[EXTRACTED TEXT]
Amédée Dominique Dieudonné (6 August 1890 – 1 February 1960) was a French luthier. His instruments sold in Europe and the United States.

Biography 
The son of the luthier Albert Dieudonné, Amédée Dominique Dieudonné was born on 6 August 1890 in Mirecourt in the Vosges department. Amédée Dominique Dieudonné was formed by Gustave Bazin and then at the Darche workshop in Brussels. After the First World War, he established himself as a luthier in Mirecourt in the 1920s. Specializing in the copies of the Cremona masters, he excelled in the rendering of varnishes, going from red to bright red.

Amédée Dominique Dieudonné died on 1 February 1960, in Mirecourt.

Among his numerous pupils were Charles René Bazin, Jacques then Alfred-Eugène Holder, Pierre Vogelweith, Rambert Würlizer, Victor Aubry, Philippe Coornaert, William Mönig, Jean Striebig, Étienne Vatelot.

[DATA LINES]
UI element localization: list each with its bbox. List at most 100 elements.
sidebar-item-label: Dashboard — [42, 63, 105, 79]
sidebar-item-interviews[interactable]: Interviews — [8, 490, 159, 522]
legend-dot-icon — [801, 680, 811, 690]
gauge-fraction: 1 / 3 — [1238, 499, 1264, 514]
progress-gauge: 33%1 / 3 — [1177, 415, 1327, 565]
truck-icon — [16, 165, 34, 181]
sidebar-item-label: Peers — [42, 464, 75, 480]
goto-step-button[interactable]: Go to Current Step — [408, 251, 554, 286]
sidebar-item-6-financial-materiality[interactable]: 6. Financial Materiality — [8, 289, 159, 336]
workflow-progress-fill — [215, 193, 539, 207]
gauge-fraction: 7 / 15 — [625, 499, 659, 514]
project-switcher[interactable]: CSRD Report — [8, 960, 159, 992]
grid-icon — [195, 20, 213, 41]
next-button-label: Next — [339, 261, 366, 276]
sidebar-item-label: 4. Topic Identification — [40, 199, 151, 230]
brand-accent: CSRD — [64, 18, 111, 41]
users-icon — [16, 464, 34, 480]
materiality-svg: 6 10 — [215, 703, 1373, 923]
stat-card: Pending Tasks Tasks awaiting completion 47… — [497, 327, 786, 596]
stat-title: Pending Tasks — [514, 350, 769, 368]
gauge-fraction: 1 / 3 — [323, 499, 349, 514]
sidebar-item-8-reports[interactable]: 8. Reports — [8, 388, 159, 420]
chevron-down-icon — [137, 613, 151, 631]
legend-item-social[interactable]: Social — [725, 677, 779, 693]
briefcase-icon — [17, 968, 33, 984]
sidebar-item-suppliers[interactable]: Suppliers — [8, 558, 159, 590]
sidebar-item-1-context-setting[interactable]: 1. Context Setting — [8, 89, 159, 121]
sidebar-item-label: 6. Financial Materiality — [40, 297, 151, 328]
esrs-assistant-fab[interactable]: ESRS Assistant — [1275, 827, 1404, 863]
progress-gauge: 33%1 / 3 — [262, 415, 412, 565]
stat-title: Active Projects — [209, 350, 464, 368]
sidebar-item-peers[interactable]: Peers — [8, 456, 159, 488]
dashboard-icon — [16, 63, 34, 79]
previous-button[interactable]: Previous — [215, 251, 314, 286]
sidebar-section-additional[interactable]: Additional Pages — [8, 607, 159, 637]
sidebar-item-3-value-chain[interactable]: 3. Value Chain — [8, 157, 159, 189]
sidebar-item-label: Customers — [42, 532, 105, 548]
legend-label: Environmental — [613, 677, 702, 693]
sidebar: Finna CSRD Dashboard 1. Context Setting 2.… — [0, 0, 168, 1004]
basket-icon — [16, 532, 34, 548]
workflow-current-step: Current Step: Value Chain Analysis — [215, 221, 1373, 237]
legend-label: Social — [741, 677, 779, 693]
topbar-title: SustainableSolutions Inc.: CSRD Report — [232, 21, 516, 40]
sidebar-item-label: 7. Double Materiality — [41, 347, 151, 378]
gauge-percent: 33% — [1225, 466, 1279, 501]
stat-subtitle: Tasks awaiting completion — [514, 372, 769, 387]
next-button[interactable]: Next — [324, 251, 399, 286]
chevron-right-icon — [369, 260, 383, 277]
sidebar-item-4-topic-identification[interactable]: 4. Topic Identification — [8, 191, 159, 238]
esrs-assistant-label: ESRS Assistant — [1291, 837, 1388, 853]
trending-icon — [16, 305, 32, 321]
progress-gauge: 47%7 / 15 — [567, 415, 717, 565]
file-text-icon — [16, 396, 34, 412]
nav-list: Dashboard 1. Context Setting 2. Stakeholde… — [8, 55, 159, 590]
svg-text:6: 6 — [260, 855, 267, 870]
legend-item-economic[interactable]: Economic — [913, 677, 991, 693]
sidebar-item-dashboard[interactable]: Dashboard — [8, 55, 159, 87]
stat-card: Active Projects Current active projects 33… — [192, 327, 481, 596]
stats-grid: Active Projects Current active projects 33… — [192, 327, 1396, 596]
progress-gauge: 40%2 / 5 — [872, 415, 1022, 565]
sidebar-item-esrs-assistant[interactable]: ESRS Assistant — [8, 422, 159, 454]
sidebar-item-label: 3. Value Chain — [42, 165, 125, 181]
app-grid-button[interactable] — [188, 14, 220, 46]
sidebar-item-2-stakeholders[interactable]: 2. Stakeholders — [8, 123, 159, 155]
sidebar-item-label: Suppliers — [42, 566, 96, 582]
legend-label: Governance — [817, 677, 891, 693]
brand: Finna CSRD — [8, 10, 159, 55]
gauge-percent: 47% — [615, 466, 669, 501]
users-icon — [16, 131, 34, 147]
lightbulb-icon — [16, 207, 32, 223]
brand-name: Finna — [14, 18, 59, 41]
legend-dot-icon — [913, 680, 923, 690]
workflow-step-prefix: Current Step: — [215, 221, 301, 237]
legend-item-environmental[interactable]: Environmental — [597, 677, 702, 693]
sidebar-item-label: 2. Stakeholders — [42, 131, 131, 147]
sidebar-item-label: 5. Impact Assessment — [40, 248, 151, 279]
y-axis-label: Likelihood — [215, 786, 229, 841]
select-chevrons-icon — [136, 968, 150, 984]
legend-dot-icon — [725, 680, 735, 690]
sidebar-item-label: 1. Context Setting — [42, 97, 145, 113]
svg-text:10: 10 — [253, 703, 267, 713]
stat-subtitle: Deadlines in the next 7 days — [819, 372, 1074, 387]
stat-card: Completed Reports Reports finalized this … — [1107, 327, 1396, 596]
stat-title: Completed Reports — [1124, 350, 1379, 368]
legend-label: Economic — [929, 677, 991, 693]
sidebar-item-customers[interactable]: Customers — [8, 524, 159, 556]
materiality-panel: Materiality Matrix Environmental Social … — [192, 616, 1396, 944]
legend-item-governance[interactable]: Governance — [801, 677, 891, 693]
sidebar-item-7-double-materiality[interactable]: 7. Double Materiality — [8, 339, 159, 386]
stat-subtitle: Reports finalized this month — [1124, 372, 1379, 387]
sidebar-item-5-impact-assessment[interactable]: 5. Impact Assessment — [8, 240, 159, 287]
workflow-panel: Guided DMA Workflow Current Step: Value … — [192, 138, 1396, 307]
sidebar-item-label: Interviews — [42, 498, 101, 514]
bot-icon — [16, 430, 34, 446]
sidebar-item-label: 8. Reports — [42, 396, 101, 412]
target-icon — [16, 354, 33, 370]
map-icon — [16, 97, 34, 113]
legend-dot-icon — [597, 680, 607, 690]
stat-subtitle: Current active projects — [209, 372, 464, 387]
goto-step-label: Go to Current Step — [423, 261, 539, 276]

[CHALLENGE] Reproduce the full text about the French luthier Amédée Dominique Dieudonné word for word, with no changes.

[WRITTEN RESPONSE]
Amédée Dominique Dieudonné (6 August 1890 – 1 February 1960) was a French luthier. His instruments sold in Europe and the United States.

Biography 
The son of the luthier Albert Dieudonné, Amédée Dominique Dieudonné was born on 6 August 1890 in Mirecourt in the Vosges department. Amédée Dominique Dieudonné was formed by Gustave Bazin and then at the Darche workshop in Brussels. After the First World War, he established himself as a luthier in Mirecourt in the 1920s. Specializing in the copies of the Cremona masters, he excelled in the rendering of varnishes, going from red to bright red.

Amédée Dominique Dieudonné died on 1 February 1960, in Mirecourt.

Among his numerous pupils were Charles René Bazin, Jacques then Alfred-Eugène Holder, Pierre Vogelweith, Rambert Würlizer, Victor Aubry, Philippe Coornaert, William Mönig, Jean Striebig, Étienne Vatelot.